* begin *

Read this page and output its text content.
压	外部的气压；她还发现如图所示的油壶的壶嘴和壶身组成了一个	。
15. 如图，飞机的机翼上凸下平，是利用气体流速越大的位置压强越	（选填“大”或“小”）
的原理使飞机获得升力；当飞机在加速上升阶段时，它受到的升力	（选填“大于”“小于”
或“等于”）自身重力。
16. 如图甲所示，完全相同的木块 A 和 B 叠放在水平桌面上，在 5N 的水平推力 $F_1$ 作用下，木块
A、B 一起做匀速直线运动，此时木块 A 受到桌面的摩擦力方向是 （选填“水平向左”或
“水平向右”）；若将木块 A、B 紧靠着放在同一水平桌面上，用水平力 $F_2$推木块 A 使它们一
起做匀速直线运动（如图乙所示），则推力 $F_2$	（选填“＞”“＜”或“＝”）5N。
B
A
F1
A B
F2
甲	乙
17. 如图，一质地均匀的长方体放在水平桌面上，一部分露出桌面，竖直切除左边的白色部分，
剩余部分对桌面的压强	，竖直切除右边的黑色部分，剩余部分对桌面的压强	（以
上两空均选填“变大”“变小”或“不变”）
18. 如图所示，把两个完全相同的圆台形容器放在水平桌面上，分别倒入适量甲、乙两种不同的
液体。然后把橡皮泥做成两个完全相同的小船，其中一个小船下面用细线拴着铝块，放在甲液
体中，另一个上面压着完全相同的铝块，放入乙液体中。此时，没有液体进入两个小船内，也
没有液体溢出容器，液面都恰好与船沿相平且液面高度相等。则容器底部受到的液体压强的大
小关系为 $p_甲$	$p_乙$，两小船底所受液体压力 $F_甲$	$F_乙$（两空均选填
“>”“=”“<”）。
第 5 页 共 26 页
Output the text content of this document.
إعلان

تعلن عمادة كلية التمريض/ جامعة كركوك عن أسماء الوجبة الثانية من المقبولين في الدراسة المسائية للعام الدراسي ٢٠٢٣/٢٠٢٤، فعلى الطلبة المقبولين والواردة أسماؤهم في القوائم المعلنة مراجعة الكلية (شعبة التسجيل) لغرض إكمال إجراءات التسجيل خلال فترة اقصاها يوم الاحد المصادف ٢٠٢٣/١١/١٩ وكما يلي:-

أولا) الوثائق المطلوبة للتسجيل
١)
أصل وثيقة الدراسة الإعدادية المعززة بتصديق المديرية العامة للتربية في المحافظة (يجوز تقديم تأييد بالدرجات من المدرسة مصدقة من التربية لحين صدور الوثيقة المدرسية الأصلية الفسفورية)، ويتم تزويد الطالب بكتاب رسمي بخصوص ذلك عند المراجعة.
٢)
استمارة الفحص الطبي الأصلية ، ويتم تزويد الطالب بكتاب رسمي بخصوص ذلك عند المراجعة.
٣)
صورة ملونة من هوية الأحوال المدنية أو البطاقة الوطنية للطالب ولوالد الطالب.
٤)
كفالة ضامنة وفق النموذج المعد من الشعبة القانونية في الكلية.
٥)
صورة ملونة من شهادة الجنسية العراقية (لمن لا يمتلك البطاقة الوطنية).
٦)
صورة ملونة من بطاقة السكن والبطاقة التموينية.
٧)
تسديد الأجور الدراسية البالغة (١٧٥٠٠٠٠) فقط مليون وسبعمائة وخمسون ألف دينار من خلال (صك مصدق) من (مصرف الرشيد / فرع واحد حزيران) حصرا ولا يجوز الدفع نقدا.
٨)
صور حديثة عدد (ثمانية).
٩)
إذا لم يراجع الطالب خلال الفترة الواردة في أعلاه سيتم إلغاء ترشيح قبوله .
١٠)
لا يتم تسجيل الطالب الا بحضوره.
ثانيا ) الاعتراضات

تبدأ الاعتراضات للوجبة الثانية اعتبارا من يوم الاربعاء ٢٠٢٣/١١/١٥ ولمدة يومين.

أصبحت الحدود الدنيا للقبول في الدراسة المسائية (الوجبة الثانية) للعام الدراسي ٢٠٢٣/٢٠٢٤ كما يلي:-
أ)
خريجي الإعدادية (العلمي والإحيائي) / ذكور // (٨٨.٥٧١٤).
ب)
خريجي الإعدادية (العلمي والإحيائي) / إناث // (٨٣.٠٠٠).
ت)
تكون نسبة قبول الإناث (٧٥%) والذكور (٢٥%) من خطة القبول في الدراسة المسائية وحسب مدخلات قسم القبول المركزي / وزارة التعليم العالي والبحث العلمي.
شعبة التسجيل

* end *

TASK TO CARRY OUT | Restate each record exactly as written.

ANSWER FOR THE TASK |
Read this page and output its text content.
压	外部的气压；她还发现如图所示的油壶的壶嘴和壶身组成了一个	。
15. 如图，飞机的机翼上凸下平，是利用气体流速越大的位置压强越	（选填“大”或“小”）
的原理使飞机获得升力；当飞机在加速上升阶段时，它受到的升力	（选填“大于”“小于”
或“等于”）自身重力。
16. 如图甲所示，完全相同的木块 A 和 B 叠放在水平桌面上，在 5N 的水平推力 $F_1$ 作用下，木块
A、B 一起做匀速直线运动，此时木块 A 受到桌面的摩擦力方向是 （选填“水平向左”或
“水平向右”）；若将木块 A、B 紧靠着放在同一水平桌面上，用水平力 $F_2$推木块 A 使它们一
起做匀速直线运动（如图乙所示），则推力 $F_2$	（选填“＞”“＜”或“＝”）5N。
B
A
F1
A B
F2
甲	乙
17. 如图，一质地均匀的长方体放在水平桌面上，一部分露出桌面，竖直切除左边的白色部分，
剩余部分对桌面的压强	，竖直切除右边的黑色部分，剩余部分对桌面的压强	（以
上两空均选填“变大”“变小”或“不变”）
18. 如图所示，把两个完全相同的圆台形容器放在水平桌面上，分别倒入适量甲、乙两种不同的
液体。然后把橡皮泥做成两个完全相同的小船，其中一个小船下面用细线拴着铝块，放在甲液
体中，另一个上面压着完全相同的铝块，放入乙液体中。此时，没有液体进入两个小船内，也
没有液体溢出容器，液面都恰好与船沿相平且液面高度相等。则容器底部受到的液体压强的大
小关系为 $p_甲$	$p_乙$，两小船底所受液体压力 $F_甲$	$F_乙$（两空均选填
“>”“=”“<”）。
第 5 页 共 26 页
Output the text content of this document.
إعلان

تعلن عمادة كلية التمريض/ جامعة كركوك عن أسماء الوجبة الثانية من المقبولين في الدراسة المسائية للعام الدراسي ٢٠٢٣/٢٠٢٤، فعلى الطلبة المقبولين والواردة أسماؤهم في القوائم المعلنة مراجعة الكلية (شعبة التسجيل) لغرض إكمال إجراءات التسجيل خلال فترة اقصاها يوم الاحد المصادف ٢٠٢٣/١١/١٩ وكما يلي:-

أولا) الوثائق المطلوبة للتسجيل
١)
أصل وثيقة الدراسة الإعدادية المعززة بتصديق المديرية العامة للتربية في المحافظة (يجوز تقديم تأييد بالدرجات من المدرسة مصدقة من التربية لحين صدور الوثيقة المدرسية الأصلية الفسفورية)، ويتم تزويد الطالب بكتاب رسمي بخصوص ذلك عند المراجعة.
٢)
استمارة الفحص الطبي الأصلية ، ويتم تزويد الطالب بكتاب رسمي بخصوص ذلك عند المراجعة.
٣)
صورة ملونة من هوية الأحوال المدنية أو البطاقة الوطنية للطالب ولوالد الطالب.
٤)
كفالة ضامنة وفق النموذج المعد من الشعبة القانونية في الكلية.
٥)
صورة ملونة من شهادة الجنسية العراقية (لمن لا يمتلك البطاقة الوطنية).
٦)
صورة ملونة من بطاقة السكن والبطاقة التموينية.
٧)
تسديد الأجور الدراسية البالغة (١٧٥٠٠٠٠) فقط مليون وسبعمائة وخمسون ألف دينار من خلال (صك مصدق) من (مصرف الرشيد / فرع واحد حزيران) حصرا ولا يجوز الدفع نقدا.
٨)
صور حديثة عدد (ثمانية).
٩)
إذا لم يراجع الطالب خلال الفترة الواردة في أعلاه سيتم إلغاء ترشيح قبوله .
١٠)
لا يتم تسجيل الطالب الا بحضوره.
ثانيا ) الاعتراضات

تبدأ الاعتراضات للوجبة الثانية اعتبارا من يوم الاربعاء ٢٠٢٣/١١/١٥ ولمدة يومين.

أصبحت الحدود الدنيا للقبول في الدراسة المسائية (الوجبة الثانية) للعام الدراسي ٢٠٢٣/٢٠٢٤ كما يلي:-
أ)
خريجي الإعدادية (العلمي والإحيائي) / ذكور // (٨٨.٥٧١٤).
ب)
خريجي الإعدادية (العلمي والإحيائي) / إناث // (٨٣.٠٠٠).
ت)
تكون نسبة قبول الإناث (٧٥%) والذكور (٢٥%) من خطة القبول في الدراسة المسائية وحسب مدخلات قسم القبول المركزي / وزارة التعليم العالي والبحث العلمي.
شعبة التسجيل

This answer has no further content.